▶ _TASK BRIEF_
Below is a block of records; return all of them exactly, but without the images.

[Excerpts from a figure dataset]
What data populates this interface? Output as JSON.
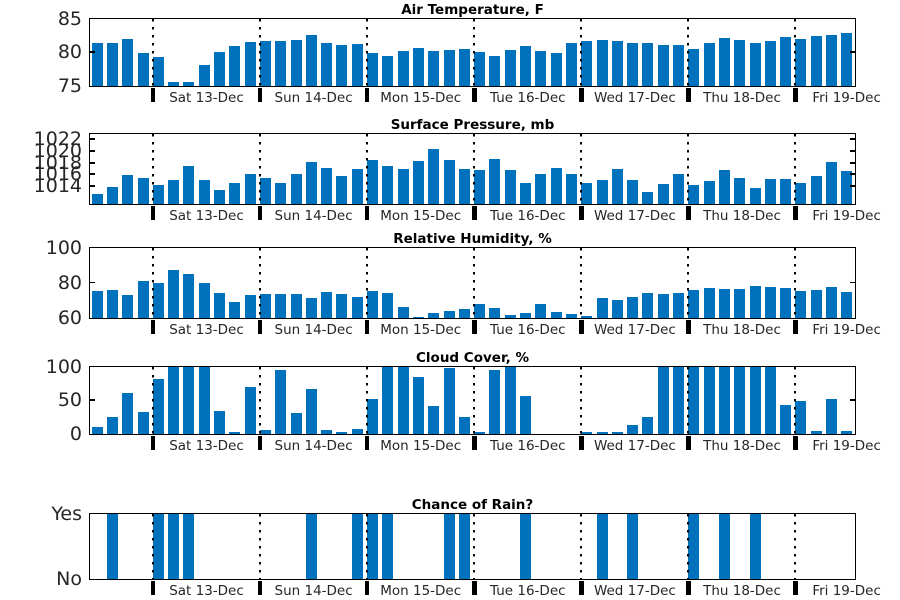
{
  "bar_color": "#0072BD",
  "axis_color": "#000000",
  "text_color": "#262626",
  "chart_data": {
    "type": "bar",
    "x": {
      "day_labels": [
        "Sat 13-Dec",
        "Sun 14-Dec",
        "Mon 15-Dec",
        "Tue 16-Dec",
        "Wed 17-Dec",
        "Thu 18-Dec",
        "Fri 19-Dec"
      ],
      "leading_bars_before_first_day_marker": 4,
      "bars_per_day": 7,
      "total_bars": 50,
      "grid": "dotted vertical line at each day boundary, thick black tick below axis"
    },
    "charts": [
      {
        "id": "air-temperature",
        "type": "bar",
        "title": "Air Temperature, F",
        "y_min": 75,
        "y_max": 85,
        "y_ticks": [
          75,
          80,
          85
        ],
        "y_tick_labels": [
          "75",
          "80",
          "85"
        ],
        "values": [
          81.4,
          81.4,
          82.0,
          79.8,
          79.2,
          75.5,
          75.5,
          78.1,
          80.0,
          80.9,
          81.5,
          81.7,
          81.6,
          81.8,
          82.6,
          81.3,
          81.1,
          81.2,
          79.8,
          79.4,
          80.1,
          80.6,
          80.2,
          80.3,
          80.5,
          80.0,
          79.4,
          80.3,
          80.9,
          80.1,
          79.9,
          81.3,
          81.6,
          81.8,
          81.7,
          81.3,
          81.3,
          81.0,
          81.0,
          80.5,
          81.4,
          82.1,
          81.8,
          81.3,
          81.7,
          82.2,
          81.9,
          82.4,
          82.6,
          82.9
        ]
      },
      {
        "id": "surface-pressure",
        "type": "bar",
        "title": "Surface Pressure, mb",
        "y_min": 1011,
        "y_max": 1023,
        "y_ticks": [
          1014,
          1016,
          1018,
          1020,
          1022
        ],
        "y_tick_labels": [
          "1014",
          "1016",
          "1018",
          "1020",
          "1022"
        ],
        "values": [
          1012.7,
          1013.8,
          1015.9,
          1015.4,
          1014.2,
          1015.1,
          1017.4,
          1015.1,
          1013.3,
          1014.6,
          1016.1,
          1015.4,
          1014.5,
          1016.1,
          1018.1,
          1017.1,
          1015.7,
          1017.0,
          1018.5,
          1017.5,
          1017.0,
          1018.3,
          1020.4,
          1018.4,
          1017.0,
          1016.7,
          1018.6,
          1016.7,
          1014.6,
          1016.0,
          1017.1,
          1016.1,
          1014.5,
          1015.1,
          1017.0,
          1015.0,
          1012.9,
          1014.4,
          1016.0,
          1014.1,
          1014.9,
          1016.8,
          1015.3,
          1013.7,
          1015.2,
          1015.2,
          1014.5,
          1015.7,
          1018.2,
          1016.6
        ]
      },
      {
        "id": "relative-humidity",
        "type": "bar",
        "title": "Relative Humidity, %",
        "y_min": 60,
        "y_max": 100,
        "y_ticks": [
          60,
          80,
          100
        ],
        "y_tick_labels": [
          "60",
          "80",
          "100"
        ],
        "values": [
          75,
          76,
          73,
          81,
          79.5,
          87,
          85,
          79.5,
          74,
          69,
          73,
          73.5,
          73.5,
          73.5,
          71,
          74.5,
          73.5,
          72,
          75,
          74,
          66,
          60.5,
          62.5,
          64,
          65,
          68,
          65.5,
          61.5,
          62.5,
          67.5,
          63,
          62,
          61,
          71,
          70,
          72,
          74,
          73.5,
          74,
          75.5,
          77,
          76.5,
          76.5,
          78,
          77.5,
          77,
          75,
          76,
          77.5,
          74.5
        ]
      },
      {
        "id": "cloud-cover",
        "type": "bar",
        "title": "Cloud Cover, %",
        "y_min": 0,
        "y_max": 100,
        "y_ticks": [
          0,
          50,
          100
        ],
        "y_tick_labels": [
          "0",
          "50",
          "100"
        ],
        "values": [
          10,
          25,
          60,
          32,
          81,
          100,
          100,
          100,
          34,
          3,
          69,
          5,
          95,
          30,
          66,
          5,
          3,
          6,
          52,
          100,
          100,
          84,
          41,
          98,
          25,
          2,
          95,
          100,
          56,
          0,
          0,
          0,
          3,
          3,
          2,
          13,
          24,
          100,
          100,
          100,
          100,
          100,
          100,
          100,
          100,
          43,
          48,
          4,
          51,
          4
        ]
      },
      {
        "id": "chance-of-rain",
        "type": "bar",
        "title": "Chance of Rain?",
        "y_min": 0,
        "y_max": 1,
        "y_ticks": [
          0,
          1
        ],
        "y_tick_labels": [
          "No",
          "Yes"
        ],
        "values": [
          0,
          1,
          0,
          0,
          1,
          1,
          1,
          0,
          0,
          0,
          0,
          0,
          0,
          0,
          1,
          0,
          0,
          1,
          1,
          1,
          0,
          0,
          0,
          1,
          1,
          0,
          0,
          0,
          1,
          0,
          0,
          0,
          0,
          1,
          0,
          1,
          0,
          0,
          0,
          1,
          0,
          1,
          0,
          1,
          0,
          0,
          0,
          0,
          0,
          0
        ]
      }
    ]
  }
}
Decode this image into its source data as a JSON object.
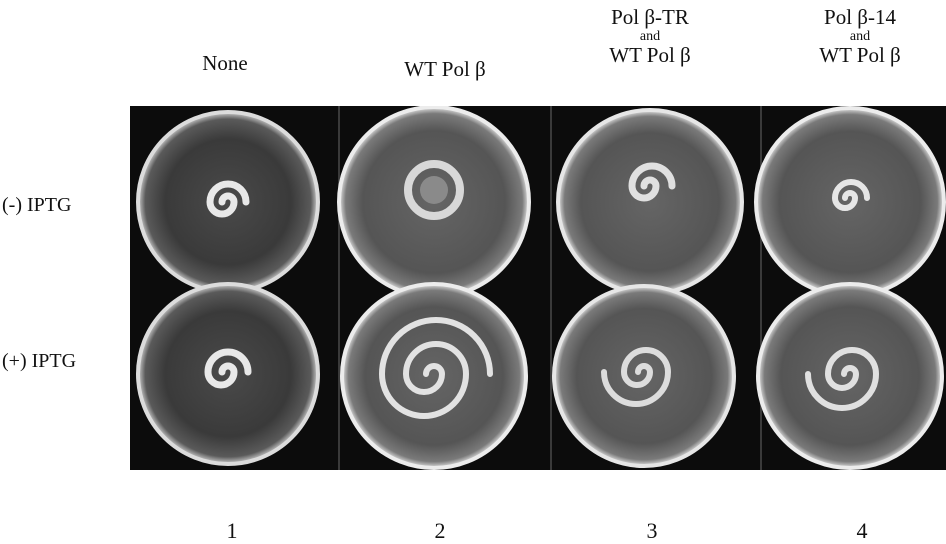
{
  "columns": [
    {
      "line1": "None",
      "line2": "",
      "line3": ""
    },
    {
      "line1": "WT Pol β",
      "line2": "",
      "line3": ""
    },
    {
      "line1": "Pol β-TR",
      "line2": "and",
      "line3": "WT Pol β"
    },
    {
      "line1": "Pol β-14",
      "line2": "and",
      "line3": "WT Pol β"
    }
  ],
  "rows": [
    "(-) IPTG",
    "(+) IPTG"
  ],
  "lanes": [
    "1",
    "2",
    "3",
    "4"
  ]
}
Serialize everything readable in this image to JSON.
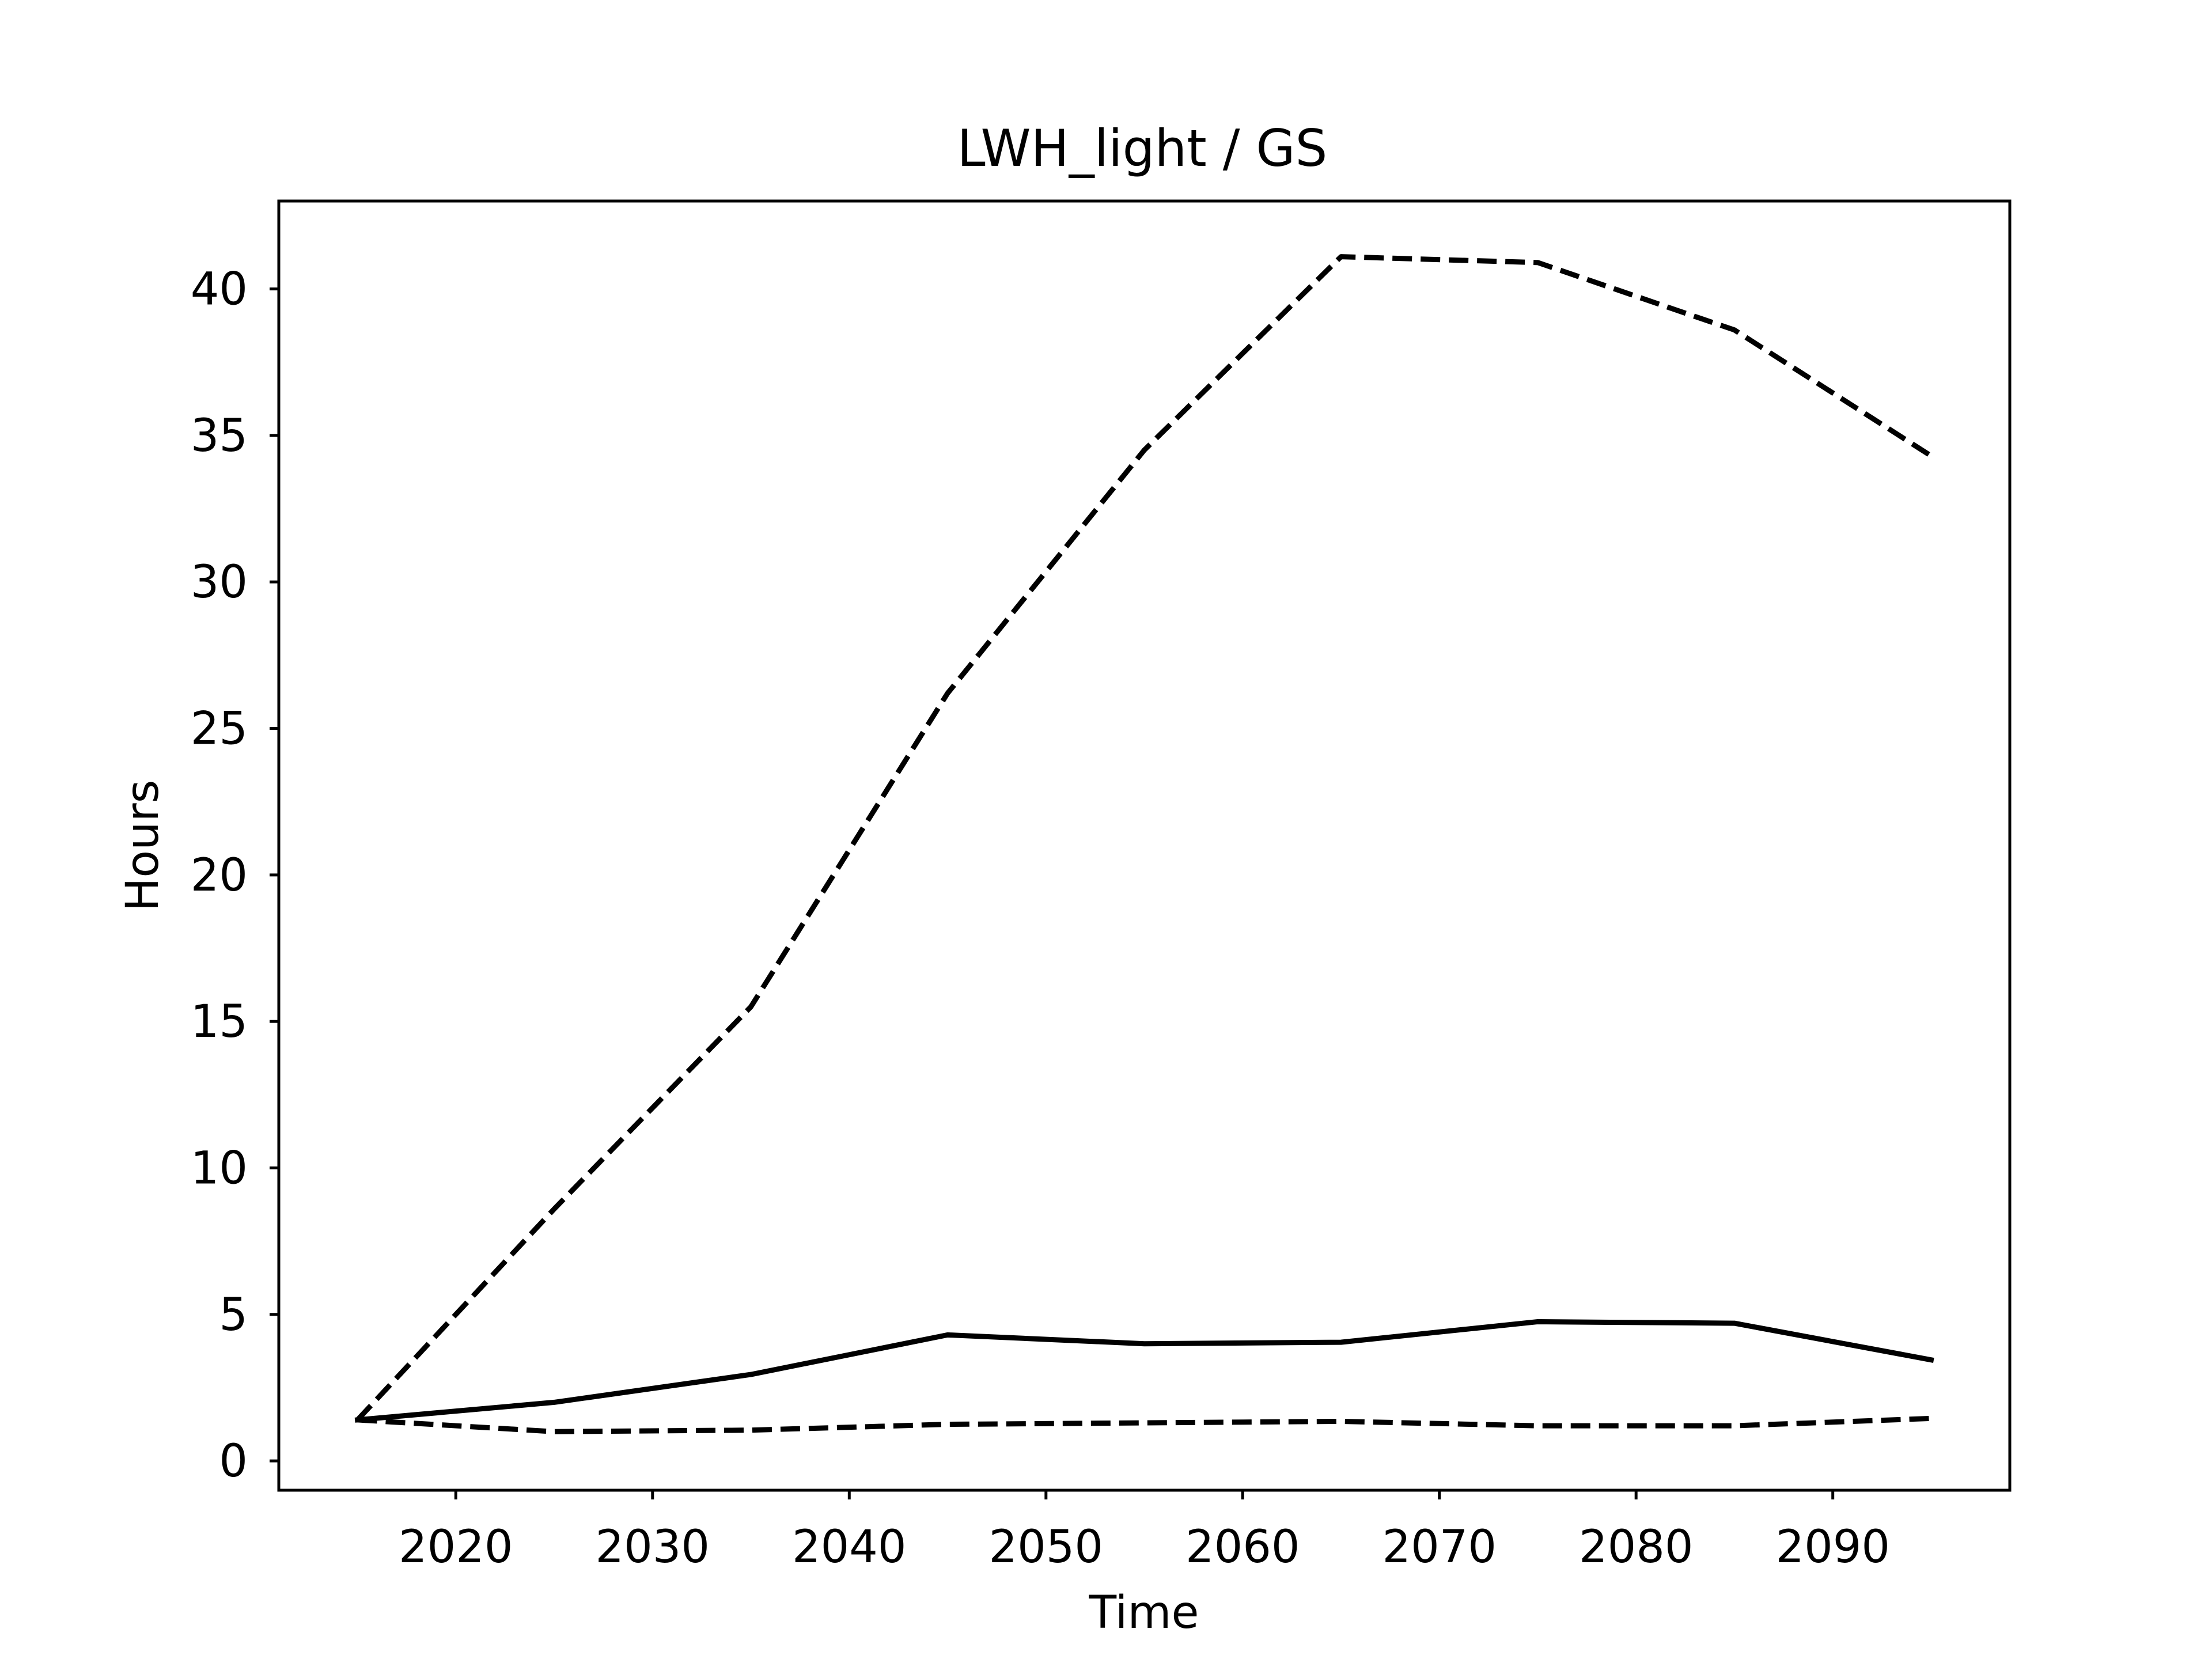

▶ _IN RESPONSE_
What data populates this interface? Output as JSON.
{
  "bar_color": "#0072BD",
  "axis_color": "#000000",
  "text_color": "#262626",
  "chart_data": {
    "type": "bar",
    "x": {
      "day_labels": [
        "Sat 13-Dec",
        "Sun 14-Dec",
        "Mon 15-Dec",
        "Tue 16-Dec",
        "Wed 17-Dec",
        "Thu 18-Dec",
        "Fri 19-Dec"
      ],
      "leading_bars_before_first_day_marker": 4,
      "bars_per_day": 7,
      "total_bars": 50,
      "grid": "dotted vertical line at each day boundary, thick black tick below axis"
    },
    "charts": [
      {
        "id": "air-temperature",
        "type": "bar",
        "title": "Air Temperature, F",
        "y_min": 75,
        "y_max": 85,
        "y_ticks": [
          75,
          80,
          85
        ],
        "y_tick_labels": [
          "75",
          "80",
          "85"
        ],
        "values": [
          81.4,
          81.4,
          82.0,
          79.8,
          79.2,
          75.5,
          75.5,
          78.1,
          80.0,
          80.9,
          81.5,
          81.7,
          81.6,
          81.8,
          82.6,
          81.3,
          81.1,
          81.2,
          79.8,
          79.4,
          80.1,
          80.6,
          80.2,
          80.3,
          80.5,
          80.0,
          79.4,
          80.3,
          80.9,
          80.1,
          79.9,
          81.3,
          81.6,
          81.8,
          81.7,
          81.3,
          81.3,
          81.0,
          81.0,
          80.5,
          81.4,
          82.1,
          81.8,
          81.3,
          81.7,
          82.2,
          81.9,
          82.4,
          82.6,
          82.9
        ]
      },
      {
        "id": "surface-pressure",
        "type": "bar",
        "title": "Surface Pressure, mb",
        "y_min": 1011,
        "y_max": 1023,
        "y_ticks": [
          1014,
          1016,
          1018,
          1020,
          1022
        ],
        "y_tick_labels": [
          "1014",
          "1016",
          "1018",
          "1020",
          "1022"
        ],
        "values": [
          1012.7,
          1013.8,
          1015.9,
          1015.4,
          1014.2,
          1015.1,
          1017.4,
          1015.1,
          1013.3,
          1014.6,
          1016.1,
          1015.4,
          1014.5,
          1016.1,
          1018.1,
          1017.1,
          1015.7,
          1017.0,
          1018.5,
          1017.5,
          1017.0,
          1018.3,
          1020.4,
          1018.4,
          1017.0,
          1016.7,
          1018.6,
          1016.7,
          1014.6,
          1016.0,
          1017.1,
          1016.1,
          1014.5,
          1015.1,
          1017.0,
          1015.0,
          1012.9,
          1014.4,
          1016.0,
          1014.1,
          1014.9,
          1016.8,
          1015.3,
          1013.7,
          1015.2,
          1015.2,
          1014.5,
          1015.7,
          1018.2,
          1016.6
        ]
      },
      {
        "id": "relative-humidity",
        "type": "bar",
        "title": "Relative Humidity, %",
        "y_min": 60,
        "y_max": 100,
        "y_ticks": [
          60,
          80,
          100
        ],
        "y_tick_labels": [
          "60",
          "80",
          "100"
        ],
        "values": [
          75,
          76,
          73,
          81,
          79.5,
          87,
          85,
          79.5,
          74,
          69,
          73,
          73.5,
          73.5,
          73.5,
          71,
          74.5,
          73.5,
          72,
          75,
          74,
          66,
          60.5,
          62.5,
          64,
          65,
          68,
          65.5,
          61.5,
          62.5,
          67.5,
          63,
          62,
          61,
          71,
          70,
          72,
          74,
          73.5,
          74,
          75.5,
          77,
          76.5,
          76.5,
          78,
          77.5,
          77,
          75,
          76,
          77.5,
          74.5
        ]
      },
      {
        "id": "cloud-cover",
        "type": "bar",
        "title": "Cloud Cover, %",
        "y_min": 0,
        "y_max": 100,
        "y_ticks": [
          0,
          50,
          100
        ],
        "y_tick_labels": [
          "0",
          "50",
          "100"
        ],
        "values": [
          10,
          25,
          60,
          32,
          81,
          100,
          100,
          100,
          34,
          3,
          69,
          5,
          95,
          30,
          66,
          5,
          3,
          6,
          52,
          100,
          100,
          84,
          41,
          98,
          25,
          2,
          95,
          100,
          56,
          0,
          0,
          0,
          3,
          3,
          2,
          13,
          24,
          100,
          100,
          100,
          100,
          100,
          100,
          100,
          100,
          43,
          48,
          4,
          51,
          4
        ]
      },
      {
        "id": "chance-of-rain",
        "type": "bar",
        "title": "Chance of Rain?",
        "y_min": 0,
        "y_max": 1,
        "y_ticks": [
          0,
          1
        ],
        "y_tick_labels": [
          "No",
          "Yes"
        ],
        "values": [
          0,
          1,
          0,
          0,
          1,
          1,
          1,
          0,
          0,
          0,
          0,
          0,
          0,
          0,
          1,
          0,
          0,
          1,
          1,
          1,
          0,
          0,
          0,
          1,
          1,
          0,
          0,
          0,
          1,
          0,
          0,
          0,
          0,
          1,
          0,
          1,
          0,
          0,
          0,
          1,
          0,
          1,
          0,
          1,
          0,
          0,
          0,
          0,
          0,
          0
        ]
      }
    ]
  }
}
Decode this image into its source data as a JSON object.
{
  "columns": [
    {
      "line1": "None",
      "line2": "",
      "line3": ""
    },
    {
      "line1": "WT Pol β",
      "line2": "",
      "line3": ""
    },
    {
      "line1": "Pol β-TR",
      "line2": "and",
      "line3": "WT Pol β"
    },
    {
      "line1": "Pol β-14",
      "line2": "and",
      "line3": "WT Pol β"
    }
  ],
  "rows": [
    "(-) IPTG",
    "(+) IPTG"
  ],
  "lanes": [
    "1",
    "2",
    "3",
    "4"
  ]
}
Serialize everything readable in this image to JSON.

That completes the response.